--- To be done ---
Every line of the material that follows must be printed again exactly.
___ Record set ___
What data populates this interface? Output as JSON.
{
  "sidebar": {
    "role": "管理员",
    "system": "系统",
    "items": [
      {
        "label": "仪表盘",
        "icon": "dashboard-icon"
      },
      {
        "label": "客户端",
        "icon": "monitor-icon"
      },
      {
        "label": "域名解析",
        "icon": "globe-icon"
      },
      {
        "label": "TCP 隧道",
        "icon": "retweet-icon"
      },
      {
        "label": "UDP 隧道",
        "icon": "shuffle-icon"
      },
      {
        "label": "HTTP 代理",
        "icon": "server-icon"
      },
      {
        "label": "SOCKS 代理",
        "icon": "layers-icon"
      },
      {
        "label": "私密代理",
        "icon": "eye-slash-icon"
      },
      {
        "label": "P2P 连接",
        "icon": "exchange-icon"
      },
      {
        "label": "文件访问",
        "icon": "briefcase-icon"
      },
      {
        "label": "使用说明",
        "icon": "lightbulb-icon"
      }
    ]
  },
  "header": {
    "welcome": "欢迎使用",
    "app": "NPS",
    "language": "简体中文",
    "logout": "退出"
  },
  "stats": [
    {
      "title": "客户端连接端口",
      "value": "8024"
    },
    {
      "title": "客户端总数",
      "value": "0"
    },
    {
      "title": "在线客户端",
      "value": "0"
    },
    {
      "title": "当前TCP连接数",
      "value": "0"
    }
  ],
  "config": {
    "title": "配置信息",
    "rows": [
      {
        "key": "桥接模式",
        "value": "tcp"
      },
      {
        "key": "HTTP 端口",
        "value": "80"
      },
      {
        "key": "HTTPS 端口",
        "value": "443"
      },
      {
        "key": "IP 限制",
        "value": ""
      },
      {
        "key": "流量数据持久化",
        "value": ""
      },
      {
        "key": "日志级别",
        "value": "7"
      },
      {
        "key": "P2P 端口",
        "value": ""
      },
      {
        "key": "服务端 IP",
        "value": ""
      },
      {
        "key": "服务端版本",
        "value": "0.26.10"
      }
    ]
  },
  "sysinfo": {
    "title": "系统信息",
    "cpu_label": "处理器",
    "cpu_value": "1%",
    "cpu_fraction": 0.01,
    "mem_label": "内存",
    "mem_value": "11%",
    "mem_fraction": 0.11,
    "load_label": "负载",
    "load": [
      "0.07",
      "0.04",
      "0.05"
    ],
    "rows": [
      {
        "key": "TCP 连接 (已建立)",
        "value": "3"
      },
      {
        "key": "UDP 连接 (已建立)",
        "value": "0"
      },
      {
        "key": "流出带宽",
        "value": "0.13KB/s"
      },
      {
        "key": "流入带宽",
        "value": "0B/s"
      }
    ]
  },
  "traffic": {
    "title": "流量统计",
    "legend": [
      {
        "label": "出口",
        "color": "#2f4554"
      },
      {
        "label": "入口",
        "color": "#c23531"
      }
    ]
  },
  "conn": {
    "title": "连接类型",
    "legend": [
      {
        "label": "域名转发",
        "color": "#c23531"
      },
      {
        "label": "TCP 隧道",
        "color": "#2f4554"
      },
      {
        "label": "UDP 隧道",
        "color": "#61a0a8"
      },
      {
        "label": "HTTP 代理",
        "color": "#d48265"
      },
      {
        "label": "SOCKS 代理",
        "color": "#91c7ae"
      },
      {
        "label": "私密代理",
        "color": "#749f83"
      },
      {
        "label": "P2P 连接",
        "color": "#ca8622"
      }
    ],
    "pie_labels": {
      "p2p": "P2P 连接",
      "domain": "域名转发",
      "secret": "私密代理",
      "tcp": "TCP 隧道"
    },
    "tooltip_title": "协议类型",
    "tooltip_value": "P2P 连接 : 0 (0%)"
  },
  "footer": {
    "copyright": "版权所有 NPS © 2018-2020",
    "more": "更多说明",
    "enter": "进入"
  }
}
___
--- Answer ---
What data populates this interface? Output as JSON.
{
  "sidebar": {
    "role": "管理员",
    "system": "系统",
    "items": [
      {
        "label": "仪表盘",
        "icon": "dashboard-icon"
      },
      {
        "label": "客户端",
        "icon": "monitor-icon"
      },
      {
        "label": "域名解析",
        "icon": "globe-icon"
      },
      {
        "label": "TCP 隧道",
        "icon": "retweet-icon"
      },
      {
        "label": "UDP 隧道",
        "icon": "shuffle-icon"
      },
      {
        "label": "HTTP 代理",
        "icon": "server-icon"
      },
      {
        "label": "SOCKS 代理",
        "icon": "layers-icon"
      },
      {
        "label": "私密代理",
        "icon": "eye-slash-icon"
      },
      {
        "label": "P2P 连接",
        "icon": "exchange-icon"
      },
      {
        "label": "文件访问",
        "icon": "briefcase-icon"
      },
      {
        "label": "使用说明",
        "icon": "lightbulb-icon"
      }
    ]
  },
  "header": {
    "welcome": "欢迎使用",
    "app": "NPS",
    "language": "简体中文",
    "logout": "退出"
  },
  "stats": [
    {
      "title": "客户端连接端口",
      "value": "8024"
    },
    {
      "title": "客户端总数",
      "value": "0"
    },
    {
      "title": "在线客户端",
      "value": "0"
    },
    {
      "title": "当前TCP连接数",
      "value": "0"
    }
  ],
  "config": {
    "title": "配置信息",
    "rows": [
      {
        "key": "桥接模式",
        "value": "tcp"
      },
      {
        "key": "HTTP 端口",
        "value": "80"
      },
      {
        "key": "HTTPS 端口",
        "value": "443"
      },
      {
        "key": "IP 限制",
        "value": ""
      },
      {
        "key": "流量数据持久化",
        "value": ""
      },
      {
        "key": "日志级别",
        "value": "7"
      },
      {
        "key": "P2P 端口",
        "value": ""
      },
      {
        "key": "服务端 IP",
        "value": ""
      },
      {
        "key": "服务端版本",
        "value": "0.26.10"
      }
    ]
  },
  "sysinfo": {
    "title": "系统信息",
    "cpu_label": "处理器",
    "cpu_value": "1%",
    "cpu_fraction": 0.01,
    "mem_label": "内存",
    "mem_value": "11%",
    "mem_fraction": 0.11,
    "load_label": "负载",
    "load": [
      "0.07",
      "0.04",
      "0.05"
    ],
    "rows": [
      {
        "key": "TCP 连接 (已建立)",
        "value": "3"
      },
      {
        "key": "UDP 连接 (已建立)",
        "value": "0"
      },
      {
        "key": "流出带宽",
        "value": "0.13KB/s"
      },
      {
        "key": "流入带宽",
        "value": "0B/s"
      }
    ]
  },
  "traffic": {
    "title": "流量统计",
    "legend": [
      {
        "label": "出口",
        "color": "#2f4554"
      },
      {
        "label": "入口",
        "color": "#c23531"
      }
    ]
  },
  "conn": {
    "title": "连接类型",
    "legend": [
      {
        "label": "域名转发",
        "color": "#c23531"
      },
      {
        "label": "TCP 隧道",
        "color": "#2f4554"
      },
      {
        "label": "UDP 隧道",
        "color": "#61a0a8"
      },
      {
        "label": "HTTP 代理",
        "color": "#d48265"
      },
      {
        "label": "SOCKS 代理",
        "color": "#91c7ae"
      },
      {
        "label": "私密代理",
        "color": "#749f83"
      },
      {
        "label": "P2P 连接",
        "color": "#ca8622"
      }
    ],
    "pie_labels": {
      "p2p": "P2P 连接",
      "domain": "域名转发",
      "secret": "私密代理",
      "tcp": "TCP 隧道"
    },
    "tooltip_title": "协议类型",
    "tooltip_value": "P2P 连接 : 0 (0%)"
  },
  "footer": {
    "copyright": "版权所有 NPS © 2018-2020",
    "more": "更多说明",
    "enter": "进入"
  }
}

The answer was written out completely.